= Short problem 1 =
List every person and organization named in the text on the Supreme Court ruling.

Supreme Court Sets Standard for Religious Discrimination Claims

On June 1, 2015, the U.S. Supreme Court ruled in the case of Equal Employment Opportunity Commission v. Abercrombie & Fitch Stores, Inc., resolving the question of whether an applicant must demonstrate that a prospective employer had actual knowledge of his or her need for a religious accommodation in order to sustain a claim of religious discrimination. In an 8 to 1 decision authored by Justice Scalia, the Court ruled that a job applicant can establish a disparate treatment claim of religious discrimination by showing that the applicant’s need for a religious accommodation was the motivating factor behind the employer’s decision not to hire him or her. The Court made it clear that an applicant is not required to show that the prospective employer had actual knowledge of his or her need for a religious accommodation.

For employers, this decision makes it abundantly clear that they may not decline to hire an applicant because of a known or suspected need for a religious accommodation, regardless of whether the applicant has informed the employer of the need for an accommodation. Accordingly, employers should be very careful about making hiring or other employment decisions because of a practice of the applicant or employee that they suspect is religiously based. The decision will put the employer in the proverbial “rock and a hard place”. We have long taught employers not to inquire about religion, disability or other protected classes. Interviewers in particular will have to be trained to navigate the minefield when they are confronted with an obvious religious practice, such as headscarves or beards. It the employer has a dress codes, care should be taken to ask whether there is any reason why the applicant cannot conform. The Court makes it clear that then making a decision on the need for accommodation is prohibited.

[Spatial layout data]
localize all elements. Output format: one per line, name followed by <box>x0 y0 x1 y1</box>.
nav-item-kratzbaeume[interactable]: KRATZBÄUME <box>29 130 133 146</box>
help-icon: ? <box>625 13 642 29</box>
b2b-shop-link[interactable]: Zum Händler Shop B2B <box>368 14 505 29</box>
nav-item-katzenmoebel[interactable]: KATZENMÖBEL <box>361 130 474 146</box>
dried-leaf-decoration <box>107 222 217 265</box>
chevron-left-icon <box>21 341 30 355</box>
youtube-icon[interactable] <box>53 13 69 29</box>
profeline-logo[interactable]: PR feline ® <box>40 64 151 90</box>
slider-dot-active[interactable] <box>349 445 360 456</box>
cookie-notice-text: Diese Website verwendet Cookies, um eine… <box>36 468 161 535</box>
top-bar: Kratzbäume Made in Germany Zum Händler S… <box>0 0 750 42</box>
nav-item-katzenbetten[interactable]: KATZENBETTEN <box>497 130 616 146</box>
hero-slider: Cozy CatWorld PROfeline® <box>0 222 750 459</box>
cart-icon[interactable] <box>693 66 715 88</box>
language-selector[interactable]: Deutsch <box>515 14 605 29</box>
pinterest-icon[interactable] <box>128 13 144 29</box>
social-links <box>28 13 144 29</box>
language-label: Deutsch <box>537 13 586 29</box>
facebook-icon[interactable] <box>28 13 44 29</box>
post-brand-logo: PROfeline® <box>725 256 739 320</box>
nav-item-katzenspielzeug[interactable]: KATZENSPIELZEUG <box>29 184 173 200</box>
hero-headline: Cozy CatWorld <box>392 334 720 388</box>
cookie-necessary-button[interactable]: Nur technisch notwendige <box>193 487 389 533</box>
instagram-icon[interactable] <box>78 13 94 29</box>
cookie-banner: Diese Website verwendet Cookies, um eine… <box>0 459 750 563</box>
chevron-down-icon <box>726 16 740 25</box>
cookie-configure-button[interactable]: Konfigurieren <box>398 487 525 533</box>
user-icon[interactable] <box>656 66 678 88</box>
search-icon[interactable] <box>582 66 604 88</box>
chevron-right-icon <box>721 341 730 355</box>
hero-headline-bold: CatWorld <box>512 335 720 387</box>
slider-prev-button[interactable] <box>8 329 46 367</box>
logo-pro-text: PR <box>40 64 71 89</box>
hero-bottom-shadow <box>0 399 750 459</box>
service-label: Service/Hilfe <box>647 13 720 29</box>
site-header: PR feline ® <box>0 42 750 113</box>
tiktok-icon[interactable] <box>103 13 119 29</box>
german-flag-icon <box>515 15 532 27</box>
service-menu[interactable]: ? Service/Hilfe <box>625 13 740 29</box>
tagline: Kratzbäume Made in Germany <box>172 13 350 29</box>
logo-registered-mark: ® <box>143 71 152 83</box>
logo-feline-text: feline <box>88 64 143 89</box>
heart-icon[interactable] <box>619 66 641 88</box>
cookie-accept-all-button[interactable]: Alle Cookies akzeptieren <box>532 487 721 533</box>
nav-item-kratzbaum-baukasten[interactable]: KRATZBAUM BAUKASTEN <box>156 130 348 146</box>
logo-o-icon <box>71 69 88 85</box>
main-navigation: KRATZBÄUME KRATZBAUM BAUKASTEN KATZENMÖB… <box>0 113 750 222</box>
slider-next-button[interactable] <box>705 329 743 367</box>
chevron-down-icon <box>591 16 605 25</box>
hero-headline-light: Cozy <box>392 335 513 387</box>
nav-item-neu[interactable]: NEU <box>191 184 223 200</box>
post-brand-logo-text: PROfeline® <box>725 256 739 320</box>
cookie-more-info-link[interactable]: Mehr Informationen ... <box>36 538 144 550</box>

= Short problem 2 =
Rewrite the records as a Markdown table with the columns Row and Record line. Start at the first line of the records and continue up to and including the line that contains "german-flag-icon <box>515 15 532 27</box>", leaving out blank lines.

= Task response 1 =
- U.S. Supreme Court
- Equal Employment Opportunity Commission
- Abercrombie & Fitch Stores, Inc.
- Justice Scalia

= Task response 2 =
| Row | Record line |
|---|---|
| 1 | localize all elements. Output format: one per line, name followed by <box>x0 y0 x1 y1</box>. |
| 2 | nav-item-kratzbaeume[interactable]: KRATZBÄUME <box>29 130 133 146</box> |
| 3 | help-icon: ? <box>625 13 642 29</box> |
| 4 | b2b-shop-link[interactable]: Zum Händler Shop B2B <box>368 14 505 29</box> |
| 5 | nav-item-katzenmoebel[interactable]: KATZENMÖBEL <box>361 130 474 146</box> |
| 6 | dried-leaf-decoration <box>107 222 217 265</box> |
| 7 | chevron-left-icon <box>21 341 30 355</box> |
| 8 | youtube-icon[interactable] <box>53 13 69 29</box> |
| 9 | profeline-logo[interactable]: PR feline ® <box>40 64 151 90</box> |
| 10 | slider-dot-active[interactable] <box>349 445 360 456</box> |
| 11 | cookie-notice-text: Diese Website verwendet Cookies, um eine… <box>36 468 161 535</box> |
| 12 | top-bar: Kratzbäume Made in Germany Zum Händler S… <box>0 0 750 42</box> |
| 13 | nav-item-katzenbetten[interactable]: KATZENBETTEN <box>497 130 616 146</box> |
| 14 | hero-slider: Cozy CatWorld PROfeline® <box>0 222 750 459</box> |
| 15 | cart-icon[interactable] <box>693 66 715 88</box> |
| 16 | language-selector[interactable]: Deutsch <box>515 14 605 29</box> |
| 17 | pinterest-icon[interactable] <box>128 13 144 29</box> |
| 18 | social-links <box>28 13 144 29</box> |
| 19 | language-label: Deutsch <box>537 13 586 29</box> |
| 20 | facebook-icon[interactable] <box>28 13 44 29</box> |
| 21 | post-brand-logo: PROfeline® <box>725 256 739 320</box> |
| 22 | nav-item-katzenspielzeug[interactable]: KATZENSPIELZEUG <box>29 184 173 200</box> |
| 23 | hero-headline: Cozy CatWorld <box>392 334 720 388</box> |
| 24 | cookie-necessary-button[interactable]: Nur technisch notwendige <box>193 487 389 533</box> |
| 25 | instagram-icon[interactable] <box>78 13 94 29</box> |
| 26 | cookie-banner: Diese Website verwendet Cookies, um eine… <box>0 459 750 563</box> |
| 27 | chevron-down-icon <box>726 16 740 25</box> |
| 28 | cookie-configure-button[interactable]: Konfigurieren <box>398 487 525 533</box> |
| 29 | user-icon[interactable] <box>656 66 678 88</box> |
| 30 | search-icon[interactable] <box>582 66 604 88</box> |
| 31 | chevron-right-icon <box>721 341 730 355</box> |
| 32 | hero-headline-bold: CatWorld <box>512 335 720 387</box> |
| 33 | slider-prev-button[interactable] <box>8 329 46 367</box> |
| 34 | logo-pro-text: PR <box>40 64 71 89</box> |
| 35 | hero-bottom-shadow <box>0 399 750 459</box> |
| 36 | service-label: Service/Hilfe <box>647 13 720 29</box> |
| 37 | site-header: PR feline ® <box>0 42 750 113</box> |
| 38 | tiktok-icon[interactable] <box>103 13 119 29</box> |
| 39 | german-flag-icon <box>515 15 532 27</box> |